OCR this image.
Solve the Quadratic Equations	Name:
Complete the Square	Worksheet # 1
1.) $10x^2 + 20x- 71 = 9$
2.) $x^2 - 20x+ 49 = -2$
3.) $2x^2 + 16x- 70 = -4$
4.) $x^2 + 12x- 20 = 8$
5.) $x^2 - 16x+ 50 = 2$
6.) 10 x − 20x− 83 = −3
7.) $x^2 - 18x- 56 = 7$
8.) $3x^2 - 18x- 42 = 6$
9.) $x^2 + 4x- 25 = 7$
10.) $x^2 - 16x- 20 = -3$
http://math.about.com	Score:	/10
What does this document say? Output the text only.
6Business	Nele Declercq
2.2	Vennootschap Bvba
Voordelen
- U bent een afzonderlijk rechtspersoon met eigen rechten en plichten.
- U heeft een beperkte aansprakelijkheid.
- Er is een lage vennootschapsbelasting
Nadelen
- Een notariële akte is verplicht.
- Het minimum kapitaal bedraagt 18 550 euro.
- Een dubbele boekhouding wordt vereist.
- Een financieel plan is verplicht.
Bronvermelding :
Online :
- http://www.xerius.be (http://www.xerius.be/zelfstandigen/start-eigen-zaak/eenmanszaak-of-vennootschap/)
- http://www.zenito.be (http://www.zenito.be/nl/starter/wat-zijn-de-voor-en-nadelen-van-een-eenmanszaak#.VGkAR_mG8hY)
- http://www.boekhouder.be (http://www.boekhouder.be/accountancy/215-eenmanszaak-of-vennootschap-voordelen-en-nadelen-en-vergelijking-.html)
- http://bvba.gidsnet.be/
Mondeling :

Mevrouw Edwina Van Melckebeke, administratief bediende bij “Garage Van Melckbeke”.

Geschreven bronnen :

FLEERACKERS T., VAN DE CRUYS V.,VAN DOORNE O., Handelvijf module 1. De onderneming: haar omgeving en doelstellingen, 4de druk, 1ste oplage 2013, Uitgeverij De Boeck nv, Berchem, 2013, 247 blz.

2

....

▶ [Required work]: Give exactly the lines from the one with "What does this" to the end of the entries, nothing before them.

▶ [Output of the exercise]:
What does this document say? Output the text only.
6Business	Nele Declercq
2.2	Vennootschap Bvba
Voordelen
- U bent een afzonderlijk rechtspersoon met eigen rechten en plichten.
- U heeft een beperkte aansprakelijkheid.
- Er is een lage vennootschapsbelasting
Nadelen
- Een notariële akte is verplicht.
- Het minimum kapitaal bedraagt 18 550 euro.
- Een dubbele boekhouding wordt vereist.
- Een financieel plan is verplicht.
Bronvermelding :
Online :
- http://www.xerius.be (http://www.xerius.be/zelfstandigen/start-eigen-zaak/eenmanszaak-of-vennootschap/)
- http://www.zenito.be (http://www.zenito.be/nl/starter/wat-zijn-de-voor-en-nadelen-van-een-eenmanszaak#.VGkAR_mG8hY)
- http://www.boekhouder.be (http://www.boekhouder.be/accountancy/215-eenmanszaak-of-vennootschap-voordelen-en-nadelen-en-vergelijking-.html)
- http://bvba.gidsnet.be/
Mondeling :

Mevrouw Edwina Van Melckebeke, administratief bediende bij “Garage Van Melckbeke”.

Geschreven bronnen :

FLEERACKERS T., VAN DE CRUYS V.,VAN DOORNE O., Handelvijf module 1. De onderneming: haar omgeving en doelstellingen, 4de druk, 1ste oplage 2013, Uitgeverij De Boeck nv, Berchem, 2013, 247 blz.

2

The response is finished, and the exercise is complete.